Can phytoplankton help us determine the bioavailability of iron in the world ocean?
Joint Science Highlight with US Ocean Carbon and Biogeochemistry (OCB).
Iron (Fe) is a key element to life but in seawater it is present at extremely low concentrations. The scarcity of this important micronutrient limits phytoplankton growth in large swaths of the global ocean with consequences to the marine food-web and carbon cycling. Understanding the acquisition of Fe by phytoplankton is an important process mediating the movement of carbon to the deep ocean or to higher trophic levels. It is hard to evaluate the ability of marine phytoplankton to obtain Fe from seawater since it is bound by a variety of poorly defined organic complexes.
Yeala Shaked and co-authors (2020, see reference below) propose a new approach for evaluating seawater dissolved Fe (dFe) bioavailability based on its uptake rate constant by Fe-limited cultured phytoplankton. Having collected samples from distinct regions across the global ocean, they have measured their properties of organic complexation, loaded these complexes with a radioactive Fe isotope, and tracked the internalization rates from these forms to a diverse set of Fe-limited phytoplankton species. They found that all tested phytoplankton acquired the natural organic complexes at similar rates when accounting for their cell surface area, confirming that multiple, Fe-limited phytoplankton species can be used to probe dFe bioavailability in seawater. Among water types, dFe bioavailability varied by ~4 fold and did not clearly correlate with Fe concentrations or any of the measured Fe speciation parameters. The approach established and verified in this study opens a new way for determining Fe bioavailability in samples from across the oceans, and enables modeling of in situ Fe uptake rates by phytoplankton based simply on measured Fe concentrations.
********************
Transcribe the extract on iron bioavailability to phytoplankton in the world ocean above, word for word and in full.

__ENTRIES SHOWN__:
********************
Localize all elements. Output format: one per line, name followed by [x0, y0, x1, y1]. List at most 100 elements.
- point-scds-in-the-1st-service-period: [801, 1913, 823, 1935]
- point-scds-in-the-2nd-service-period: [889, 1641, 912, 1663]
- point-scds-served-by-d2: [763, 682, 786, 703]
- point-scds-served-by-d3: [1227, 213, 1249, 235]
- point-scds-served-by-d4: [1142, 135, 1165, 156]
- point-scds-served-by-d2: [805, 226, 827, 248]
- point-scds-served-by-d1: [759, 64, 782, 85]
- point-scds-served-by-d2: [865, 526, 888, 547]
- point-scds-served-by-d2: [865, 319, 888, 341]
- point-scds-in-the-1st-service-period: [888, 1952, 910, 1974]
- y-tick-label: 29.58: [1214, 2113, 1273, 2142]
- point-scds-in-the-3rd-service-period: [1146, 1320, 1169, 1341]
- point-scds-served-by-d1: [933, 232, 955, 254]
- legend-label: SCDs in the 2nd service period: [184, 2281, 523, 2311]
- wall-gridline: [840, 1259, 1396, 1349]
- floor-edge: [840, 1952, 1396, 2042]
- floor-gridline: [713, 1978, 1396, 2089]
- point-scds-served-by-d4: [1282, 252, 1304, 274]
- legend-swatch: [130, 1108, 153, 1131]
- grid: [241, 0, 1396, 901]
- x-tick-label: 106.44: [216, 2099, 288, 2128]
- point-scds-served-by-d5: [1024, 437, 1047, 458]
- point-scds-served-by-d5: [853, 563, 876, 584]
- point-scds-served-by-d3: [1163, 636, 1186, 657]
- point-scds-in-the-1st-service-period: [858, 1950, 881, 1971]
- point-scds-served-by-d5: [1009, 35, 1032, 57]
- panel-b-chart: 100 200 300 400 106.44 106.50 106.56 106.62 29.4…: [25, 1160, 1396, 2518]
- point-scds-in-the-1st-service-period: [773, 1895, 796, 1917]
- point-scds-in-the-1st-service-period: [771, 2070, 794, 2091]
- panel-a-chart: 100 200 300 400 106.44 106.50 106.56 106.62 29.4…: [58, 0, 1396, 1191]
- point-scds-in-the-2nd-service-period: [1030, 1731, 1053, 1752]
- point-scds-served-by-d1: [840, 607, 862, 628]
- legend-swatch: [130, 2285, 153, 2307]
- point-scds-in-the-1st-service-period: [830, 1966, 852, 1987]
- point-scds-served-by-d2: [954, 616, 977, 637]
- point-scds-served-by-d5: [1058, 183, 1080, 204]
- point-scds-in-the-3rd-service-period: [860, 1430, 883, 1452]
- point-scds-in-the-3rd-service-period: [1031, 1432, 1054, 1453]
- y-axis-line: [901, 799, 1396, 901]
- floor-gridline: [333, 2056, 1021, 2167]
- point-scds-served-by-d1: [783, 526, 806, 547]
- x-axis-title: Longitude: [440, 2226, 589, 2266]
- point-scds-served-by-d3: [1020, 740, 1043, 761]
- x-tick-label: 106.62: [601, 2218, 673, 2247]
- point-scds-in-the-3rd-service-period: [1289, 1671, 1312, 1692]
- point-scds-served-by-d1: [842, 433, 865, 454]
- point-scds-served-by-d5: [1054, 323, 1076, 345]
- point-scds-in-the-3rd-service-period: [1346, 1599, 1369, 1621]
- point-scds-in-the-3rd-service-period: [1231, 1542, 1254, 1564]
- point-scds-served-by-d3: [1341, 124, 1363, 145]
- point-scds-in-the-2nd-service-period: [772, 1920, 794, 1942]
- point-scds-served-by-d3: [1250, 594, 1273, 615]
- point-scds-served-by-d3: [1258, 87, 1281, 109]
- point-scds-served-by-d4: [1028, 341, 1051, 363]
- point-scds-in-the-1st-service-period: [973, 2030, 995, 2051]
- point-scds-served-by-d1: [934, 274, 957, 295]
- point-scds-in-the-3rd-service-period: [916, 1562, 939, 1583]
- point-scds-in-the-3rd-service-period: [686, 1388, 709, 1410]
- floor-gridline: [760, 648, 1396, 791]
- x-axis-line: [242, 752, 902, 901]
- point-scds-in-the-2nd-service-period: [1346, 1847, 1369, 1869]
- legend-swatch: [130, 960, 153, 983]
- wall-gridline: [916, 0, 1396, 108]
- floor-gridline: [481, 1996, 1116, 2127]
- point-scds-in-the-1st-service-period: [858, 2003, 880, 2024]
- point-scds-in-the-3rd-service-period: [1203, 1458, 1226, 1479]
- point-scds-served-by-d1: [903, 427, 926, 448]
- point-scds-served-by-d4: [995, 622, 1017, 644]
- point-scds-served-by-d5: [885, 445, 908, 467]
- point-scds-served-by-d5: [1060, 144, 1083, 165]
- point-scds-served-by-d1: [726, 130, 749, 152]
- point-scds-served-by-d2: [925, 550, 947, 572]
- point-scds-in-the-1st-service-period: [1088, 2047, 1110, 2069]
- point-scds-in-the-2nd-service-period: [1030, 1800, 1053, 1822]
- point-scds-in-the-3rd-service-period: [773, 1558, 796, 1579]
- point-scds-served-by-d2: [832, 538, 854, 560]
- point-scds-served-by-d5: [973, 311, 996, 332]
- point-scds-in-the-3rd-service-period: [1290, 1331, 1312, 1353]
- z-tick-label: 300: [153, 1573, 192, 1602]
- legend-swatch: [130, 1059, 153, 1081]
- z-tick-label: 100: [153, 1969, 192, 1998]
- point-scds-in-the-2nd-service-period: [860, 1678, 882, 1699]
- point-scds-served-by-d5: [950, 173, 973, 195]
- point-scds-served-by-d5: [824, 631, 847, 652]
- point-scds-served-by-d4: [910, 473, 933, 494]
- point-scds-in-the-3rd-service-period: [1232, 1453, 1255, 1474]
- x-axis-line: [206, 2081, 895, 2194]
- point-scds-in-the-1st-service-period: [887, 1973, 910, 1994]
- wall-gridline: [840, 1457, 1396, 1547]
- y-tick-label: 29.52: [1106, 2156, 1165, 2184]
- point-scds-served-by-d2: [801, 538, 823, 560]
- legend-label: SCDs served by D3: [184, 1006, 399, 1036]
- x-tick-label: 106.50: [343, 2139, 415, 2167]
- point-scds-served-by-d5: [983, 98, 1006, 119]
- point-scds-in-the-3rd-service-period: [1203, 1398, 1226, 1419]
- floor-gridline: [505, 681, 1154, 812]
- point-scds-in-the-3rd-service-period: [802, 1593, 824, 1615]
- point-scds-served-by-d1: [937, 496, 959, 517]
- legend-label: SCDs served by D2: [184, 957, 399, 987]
********************
__TASK OUTPUT__:
Can phytoplankton help us determine the bioavailability of iron in the world ocean?
Joint Science Highlight with US Ocean Carbon and Biogeochemistry (OCB).
Iron (Fe) is a key element to life but in seawater it is present at extremely low concentrations. The scarcity of this important micronutrient limits phytoplankton growth in large swaths of the global ocean with consequences to the marine food-web and carbon cycling. Understanding the acquisition of Fe by phytoplankton is an important process mediating the movement of carbon to the deep ocean or to higher trophic levels. It is hard to evaluate the ability of marine phytoplankton to obtain Fe from seawater since it is bound by a variety of poorly defined organic complexes.
Yeala Shaked and co-authors (2020, see reference below) propose a new approach for evaluating seawater dissolved Fe (dFe) bioavailability based on its uptake rate constant by Fe-limited cultured phytoplankton. Having collected samples from distinct regions across the global ocean, they have measured their properties of organic complexation, loaded these complexes with a radioactive Fe isotope, and tracked the internalization rates from these forms to a diverse set of Fe-limited phytoplankton species. They found that all tested phytoplankton acquired the natural organic complexes at similar rates when accounting for their cell surface area, confirming that multiple, Fe-limited phytoplankton species can be used to probe dFe bioavailability in seawater. Among water types, dFe bioavailability varied by ~4 fold and did not clearly correlate with Fe concentrations or any of the measured Fe speciation parameters. The approach established and verified in this study opens a new way for determining Fe bioavailability in samples from across the oceans, and enables modeling of in situ Fe uptake rates by phytoplankton based simply on measured Fe concentrations.